Items from a data source:
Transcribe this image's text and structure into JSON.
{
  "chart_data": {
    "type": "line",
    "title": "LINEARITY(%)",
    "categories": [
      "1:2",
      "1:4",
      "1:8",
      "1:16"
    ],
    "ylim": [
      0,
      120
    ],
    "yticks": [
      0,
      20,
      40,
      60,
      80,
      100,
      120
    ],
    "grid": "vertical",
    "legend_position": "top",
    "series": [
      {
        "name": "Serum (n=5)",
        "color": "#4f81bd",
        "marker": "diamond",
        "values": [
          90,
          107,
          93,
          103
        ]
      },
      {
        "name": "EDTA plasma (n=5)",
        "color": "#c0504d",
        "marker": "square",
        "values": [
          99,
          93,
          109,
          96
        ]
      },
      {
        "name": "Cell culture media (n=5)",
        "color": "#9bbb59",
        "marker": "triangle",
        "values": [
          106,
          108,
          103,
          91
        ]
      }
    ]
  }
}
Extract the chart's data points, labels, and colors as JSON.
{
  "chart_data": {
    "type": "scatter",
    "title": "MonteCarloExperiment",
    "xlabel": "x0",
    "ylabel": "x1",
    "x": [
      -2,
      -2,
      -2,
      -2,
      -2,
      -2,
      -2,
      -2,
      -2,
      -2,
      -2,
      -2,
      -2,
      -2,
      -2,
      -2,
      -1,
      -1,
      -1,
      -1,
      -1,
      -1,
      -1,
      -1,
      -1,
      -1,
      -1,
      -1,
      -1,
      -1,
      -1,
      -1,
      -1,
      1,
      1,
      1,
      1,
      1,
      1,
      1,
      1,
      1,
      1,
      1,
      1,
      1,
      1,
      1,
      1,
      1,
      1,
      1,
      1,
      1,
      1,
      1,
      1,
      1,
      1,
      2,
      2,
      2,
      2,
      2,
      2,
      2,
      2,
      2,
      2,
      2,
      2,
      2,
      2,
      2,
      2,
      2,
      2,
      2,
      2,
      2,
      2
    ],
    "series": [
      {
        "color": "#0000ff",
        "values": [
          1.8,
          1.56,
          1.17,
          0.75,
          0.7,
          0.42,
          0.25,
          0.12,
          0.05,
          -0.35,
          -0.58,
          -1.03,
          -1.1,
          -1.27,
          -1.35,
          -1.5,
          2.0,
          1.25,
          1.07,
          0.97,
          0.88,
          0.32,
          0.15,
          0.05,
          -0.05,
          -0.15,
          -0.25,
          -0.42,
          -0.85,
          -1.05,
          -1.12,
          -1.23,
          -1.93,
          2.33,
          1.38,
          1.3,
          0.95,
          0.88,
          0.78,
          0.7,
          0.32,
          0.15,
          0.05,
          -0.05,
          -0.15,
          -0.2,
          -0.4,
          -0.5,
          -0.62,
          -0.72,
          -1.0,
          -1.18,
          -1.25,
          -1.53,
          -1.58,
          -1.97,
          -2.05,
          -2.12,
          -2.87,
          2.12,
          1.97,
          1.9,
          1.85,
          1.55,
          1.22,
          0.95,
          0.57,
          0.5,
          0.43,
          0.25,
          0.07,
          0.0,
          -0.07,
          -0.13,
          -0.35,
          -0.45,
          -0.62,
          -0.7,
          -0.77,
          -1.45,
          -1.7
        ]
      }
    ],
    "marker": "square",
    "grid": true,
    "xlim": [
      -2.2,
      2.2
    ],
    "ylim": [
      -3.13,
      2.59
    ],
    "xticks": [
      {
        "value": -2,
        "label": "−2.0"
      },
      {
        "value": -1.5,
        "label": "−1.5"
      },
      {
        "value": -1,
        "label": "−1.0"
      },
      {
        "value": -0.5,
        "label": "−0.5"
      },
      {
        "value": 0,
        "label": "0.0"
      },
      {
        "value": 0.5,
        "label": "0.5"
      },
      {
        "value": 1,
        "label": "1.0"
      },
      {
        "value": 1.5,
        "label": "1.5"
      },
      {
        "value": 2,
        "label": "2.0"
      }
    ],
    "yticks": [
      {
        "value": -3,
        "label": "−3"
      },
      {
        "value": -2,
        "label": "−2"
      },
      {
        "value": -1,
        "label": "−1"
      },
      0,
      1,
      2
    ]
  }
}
--
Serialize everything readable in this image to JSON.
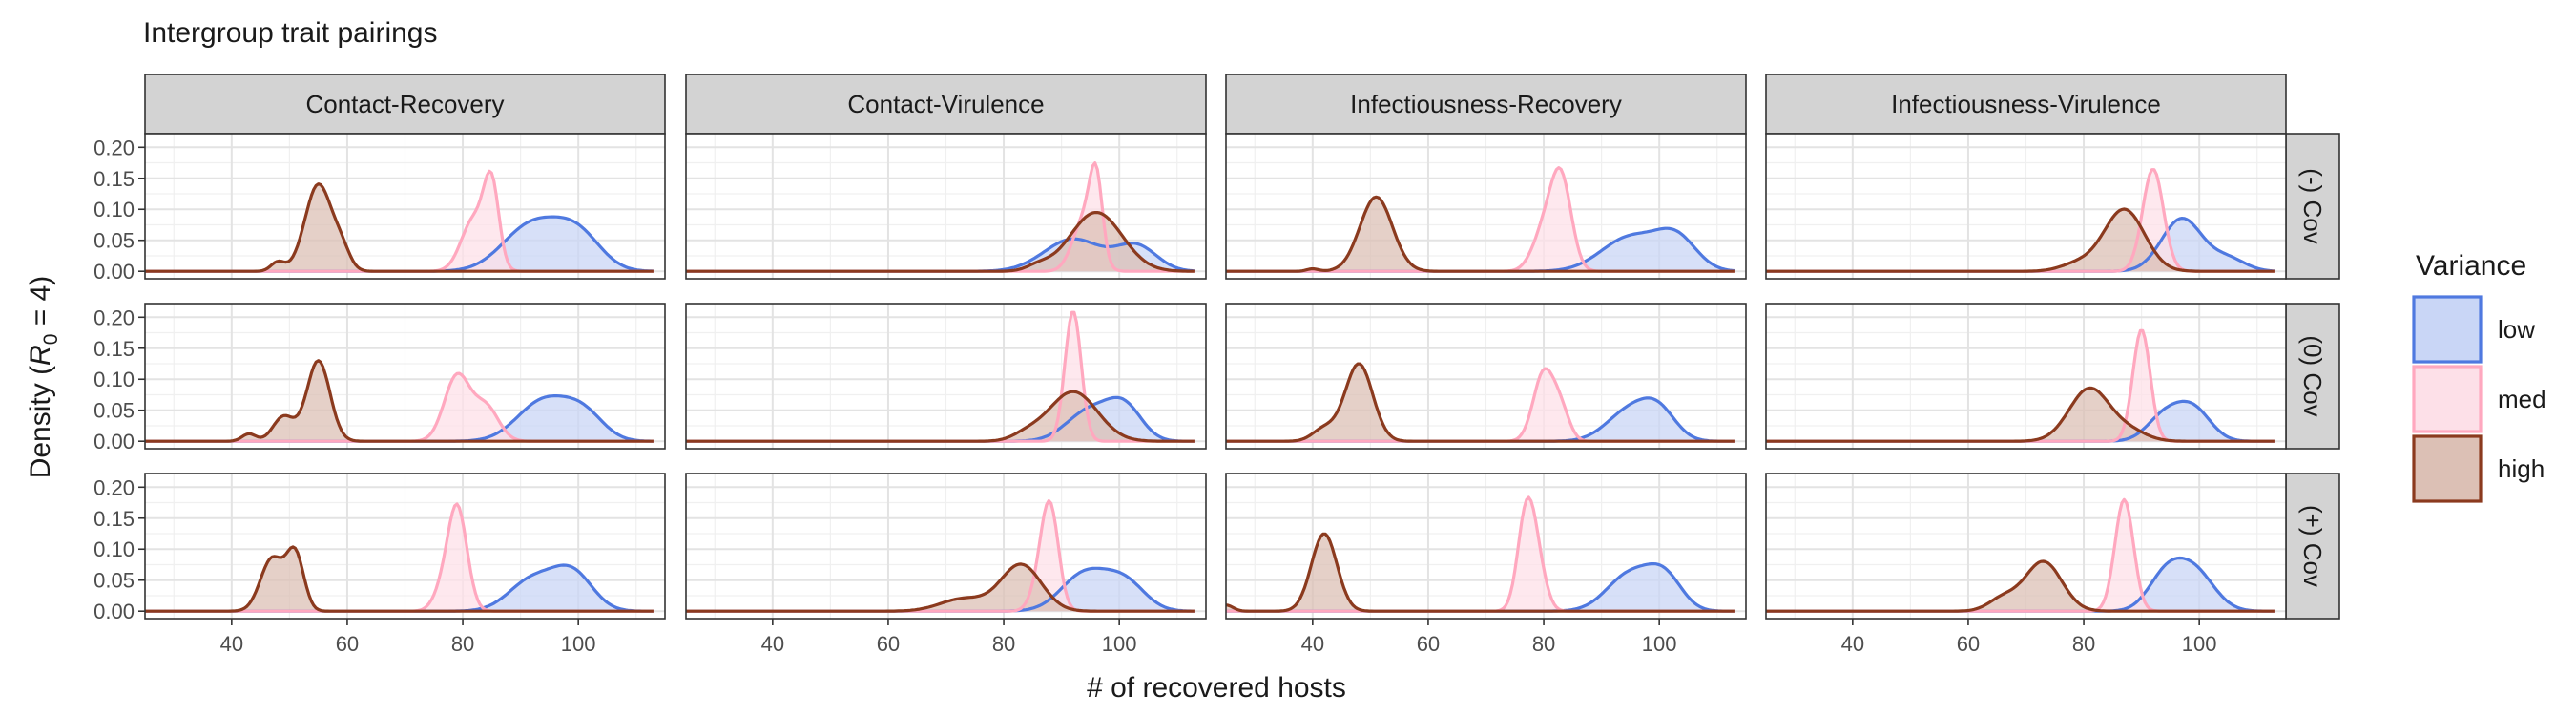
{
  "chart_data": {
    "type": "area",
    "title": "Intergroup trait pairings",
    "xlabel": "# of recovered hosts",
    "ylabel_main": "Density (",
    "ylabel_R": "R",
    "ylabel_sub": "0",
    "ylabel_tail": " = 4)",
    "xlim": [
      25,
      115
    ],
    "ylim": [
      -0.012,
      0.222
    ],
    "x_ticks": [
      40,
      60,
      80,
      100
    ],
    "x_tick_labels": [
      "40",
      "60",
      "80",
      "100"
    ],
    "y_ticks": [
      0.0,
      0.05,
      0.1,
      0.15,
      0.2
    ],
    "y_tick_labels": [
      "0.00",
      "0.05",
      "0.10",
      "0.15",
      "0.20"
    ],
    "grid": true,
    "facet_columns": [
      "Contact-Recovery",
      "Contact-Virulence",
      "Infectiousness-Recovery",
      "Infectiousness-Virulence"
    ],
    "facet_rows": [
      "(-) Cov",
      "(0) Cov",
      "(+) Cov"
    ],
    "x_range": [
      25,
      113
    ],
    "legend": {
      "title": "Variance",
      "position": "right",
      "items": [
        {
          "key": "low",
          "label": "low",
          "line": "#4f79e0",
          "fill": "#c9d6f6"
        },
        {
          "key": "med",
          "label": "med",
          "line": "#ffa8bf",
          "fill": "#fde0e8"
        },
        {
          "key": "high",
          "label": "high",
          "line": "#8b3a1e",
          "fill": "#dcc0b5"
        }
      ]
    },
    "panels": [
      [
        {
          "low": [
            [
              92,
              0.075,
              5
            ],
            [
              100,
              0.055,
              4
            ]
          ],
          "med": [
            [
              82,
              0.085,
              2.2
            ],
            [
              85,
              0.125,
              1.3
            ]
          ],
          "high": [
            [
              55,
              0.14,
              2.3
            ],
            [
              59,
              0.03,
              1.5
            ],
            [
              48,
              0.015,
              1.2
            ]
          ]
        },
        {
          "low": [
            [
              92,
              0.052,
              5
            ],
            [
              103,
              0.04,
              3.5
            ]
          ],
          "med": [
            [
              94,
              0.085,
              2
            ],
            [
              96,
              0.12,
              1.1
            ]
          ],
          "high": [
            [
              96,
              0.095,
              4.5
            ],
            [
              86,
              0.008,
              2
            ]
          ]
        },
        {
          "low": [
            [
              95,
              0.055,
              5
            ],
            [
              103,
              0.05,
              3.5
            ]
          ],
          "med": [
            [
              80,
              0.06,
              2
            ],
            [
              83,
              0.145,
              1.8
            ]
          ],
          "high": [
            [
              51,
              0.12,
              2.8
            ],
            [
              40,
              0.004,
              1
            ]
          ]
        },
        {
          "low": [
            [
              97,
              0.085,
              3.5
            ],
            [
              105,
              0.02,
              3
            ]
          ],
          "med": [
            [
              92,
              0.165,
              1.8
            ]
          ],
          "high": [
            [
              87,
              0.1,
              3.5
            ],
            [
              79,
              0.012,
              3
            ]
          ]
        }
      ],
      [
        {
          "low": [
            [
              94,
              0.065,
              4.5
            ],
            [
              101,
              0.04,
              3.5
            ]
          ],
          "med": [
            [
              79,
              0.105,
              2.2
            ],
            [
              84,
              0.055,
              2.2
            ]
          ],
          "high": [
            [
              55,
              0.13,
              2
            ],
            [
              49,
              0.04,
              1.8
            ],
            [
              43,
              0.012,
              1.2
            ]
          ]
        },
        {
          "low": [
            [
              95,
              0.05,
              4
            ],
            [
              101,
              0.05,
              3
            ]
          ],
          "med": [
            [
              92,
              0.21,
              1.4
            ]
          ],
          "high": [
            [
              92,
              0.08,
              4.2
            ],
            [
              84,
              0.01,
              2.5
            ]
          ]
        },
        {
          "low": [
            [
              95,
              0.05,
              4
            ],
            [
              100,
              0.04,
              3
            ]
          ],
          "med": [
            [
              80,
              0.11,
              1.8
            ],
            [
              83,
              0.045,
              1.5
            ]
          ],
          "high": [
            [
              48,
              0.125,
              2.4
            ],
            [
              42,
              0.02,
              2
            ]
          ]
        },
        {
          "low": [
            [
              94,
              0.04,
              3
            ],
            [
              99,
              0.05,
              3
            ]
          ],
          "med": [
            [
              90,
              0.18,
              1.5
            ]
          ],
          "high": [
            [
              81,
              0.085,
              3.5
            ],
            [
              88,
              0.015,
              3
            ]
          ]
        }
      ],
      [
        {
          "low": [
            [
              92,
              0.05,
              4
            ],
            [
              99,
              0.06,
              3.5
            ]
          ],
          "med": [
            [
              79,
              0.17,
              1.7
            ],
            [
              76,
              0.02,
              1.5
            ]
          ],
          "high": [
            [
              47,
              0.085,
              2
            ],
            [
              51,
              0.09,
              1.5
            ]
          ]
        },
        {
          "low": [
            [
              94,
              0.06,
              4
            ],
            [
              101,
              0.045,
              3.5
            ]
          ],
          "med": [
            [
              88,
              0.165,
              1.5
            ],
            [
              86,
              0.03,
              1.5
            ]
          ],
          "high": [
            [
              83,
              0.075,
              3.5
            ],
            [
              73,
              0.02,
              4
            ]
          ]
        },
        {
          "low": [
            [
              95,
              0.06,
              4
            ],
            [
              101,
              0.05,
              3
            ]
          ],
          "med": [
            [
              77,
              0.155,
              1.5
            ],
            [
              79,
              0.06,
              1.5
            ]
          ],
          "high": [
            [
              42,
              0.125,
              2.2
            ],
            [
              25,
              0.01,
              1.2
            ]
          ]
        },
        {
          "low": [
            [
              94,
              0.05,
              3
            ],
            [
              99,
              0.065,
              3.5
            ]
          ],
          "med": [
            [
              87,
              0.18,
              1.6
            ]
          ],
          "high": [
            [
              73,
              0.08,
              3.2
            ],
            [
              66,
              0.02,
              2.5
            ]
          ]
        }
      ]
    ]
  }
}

▶ [Set problem] Count each line of the data where the word "Contact" appears, then reply with the total only.

▶ [Response for this exercise] 2